Available data |
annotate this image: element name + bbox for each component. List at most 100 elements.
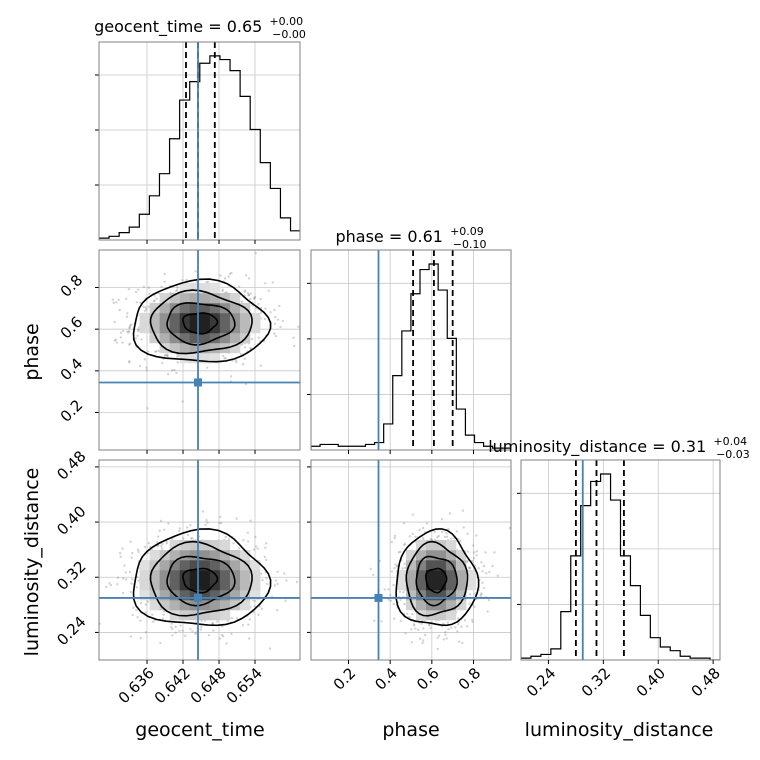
sample-point bbox=[127, 330, 131, 333]
density-cell bbox=[456, 560, 467, 571]
sample-point bbox=[181, 279, 184, 282]
density-cell bbox=[189, 540, 201, 551]
density-cell bbox=[199, 322, 211, 334]
sample-point bbox=[121, 547, 124, 550]
sample-point bbox=[114, 338, 118, 341]
density-cell bbox=[229, 322, 241, 334]
sample-point bbox=[496, 574, 499, 577]
sample-point bbox=[274, 334, 278, 338]
sample-point bbox=[243, 346, 247, 349]
sample-point bbox=[119, 555, 122, 558]
sample-point bbox=[471, 618, 474, 622]
sample-point bbox=[224, 535, 227, 539]
panel-luminosity_distance-luminosity_distance: 0.24 0.32 0.40 0.48 bbox=[517, 459, 724, 700]
sample-point bbox=[418, 637, 422, 640]
sample-point bbox=[163, 272, 166, 276]
sample-point bbox=[162, 613, 165, 617]
sample-point bbox=[132, 606, 135, 609]
sample-point bbox=[124, 571, 128, 574]
sample-point bbox=[119, 336, 122, 339]
sample-point bbox=[204, 523, 207, 527]
density-cell bbox=[240, 560, 251, 571]
sample-point bbox=[244, 274, 248, 277]
sample-point bbox=[399, 598, 402, 602]
density-cell bbox=[189, 570, 201, 581]
sample-point bbox=[414, 627, 417, 630]
sample-point bbox=[242, 539, 245, 542]
density-cell bbox=[189, 282, 201, 294]
sample-point bbox=[221, 289, 224, 293]
density-cell bbox=[149, 322, 160, 334]
sample-point bbox=[148, 292, 151, 295]
sample-point bbox=[212, 629, 215, 632]
x-tick-label-geocent_time: 0.636 bbox=[115, 664, 158, 707]
sample-point bbox=[121, 341, 124, 344]
sample-point bbox=[249, 346, 252, 350]
x-tick-label-phase: 0.6 bbox=[413, 664, 443, 694]
sample-point bbox=[421, 641, 424, 645]
sample-point bbox=[271, 281, 274, 284]
sample-point bbox=[216, 620, 219, 623]
sample-point bbox=[162, 610, 166, 613]
sample-point bbox=[411, 513, 415, 516]
sample-point bbox=[480, 592, 483, 595]
density-cell bbox=[149, 312, 160, 324]
density-cell bbox=[199, 580, 211, 591]
sample-point bbox=[393, 567, 396, 570]
sample-point bbox=[411, 612, 414, 616]
density-cell bbox=[179, 352, 191, 364]
sample-point bbox=[119, 331, 123, 334]
sample-point bbox=[253, 295, 257, 299]
sample-point bbox=[241, 623, 245, 627]
sample-point bbox=[223, 357, 226, 360]
density-cell bbox=[466, 570, 477, 581]
sample-point bbox=[440, 517, 444, 521]
density-cell bbox=[199, 342, 211, 354]
sample-point bbox=[422, 627, 425, 630]
sample-point bbox=[186, 533, 190, 537]
truth-marker bbox=[374, 593, 383, 602]
density-cell bbox=[416, 600, 427, 611]
density-cell bbox=[209, 610, 221, 621]
sample-point bbox=[246, 291, 250, 295]
sample-point bbox=[178, 527, 182, 530]
sample-point bbox=[392, 617, 396, 620]
density-cell bbox=[209, 282, 221, 294]
sample-point bbox=[218, 637, 222, 640]
sample-point bbox=[219, 521, 223, 525]
sample-point bbox=[263, 555, 267, 559]
sample-point bbox=[256, 547, 259, 550]
sample-point bbox=[408, 615, 411, 619]
sample-point bbox=[383, 588, 386, 591]
density-cell bbox=[179, 312, 191, 324]
density-cell bbox=[240, 590, 251, 601]
sample-point bbox=[116, 576, 120, 579]
density-cell bbox=[139, 570, 150, 581]
density-cell bbox=[219, 600, 231, 611]
sample-point bbox=[207, 633, 211, 637]
sample-point bbox=[466, 625, 469, 628]
sample-point bbox=[484, 571, 488, 575]
density-cell bbox=[209, 560, 221, 571]
sample-point bbox=[144, 306, 147, 309]
contour-1 bbox=[166, 302, 236, 346]
sample-point bbox=[249, 297, 252, 301]
density-cell bbox=[189, 550, 201, 561]
sample-point bbox=[249, 292, 252, 295]
sample-point bbox=[201, 510, 205, 513]
sample-point bbox=[269, 311, 272, 314]
density-cell bbox=[139, 590, 150, 601]
density-cell bbox=[456, 570, 467, 581]
panel-frame bbox=[520, 459, 721, 661]
contour-0 bbox=[182, 312, 219, 335]
truth-marker bbox=[194, 593, 202, 602]
sample-point bbox=[142, 285, 146, 288]
density-cell bbox=[199, 610, 211, 621]
sample-point bbox=[276, 318, 280, 321]
sample-point bbox=[276, 582, 279, 586]
sample-point bbox=[469, 566, 472, 569]
sample-point bbox=[219, 274, 222, 277]
density-cell bbox=[406, 550, 417, 561]
sample-point bbox=[445, 532, 448, 535]
density-cell bbox=[219, 560, 231, 571]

Exercise description | Find each line above that contains the string "contour", with case counting, and copy those lines in full.

Correct response |
contour-1 bbox=[166, 302, 236, 346]
contour-0 bbox=[182, 312, 219, 335]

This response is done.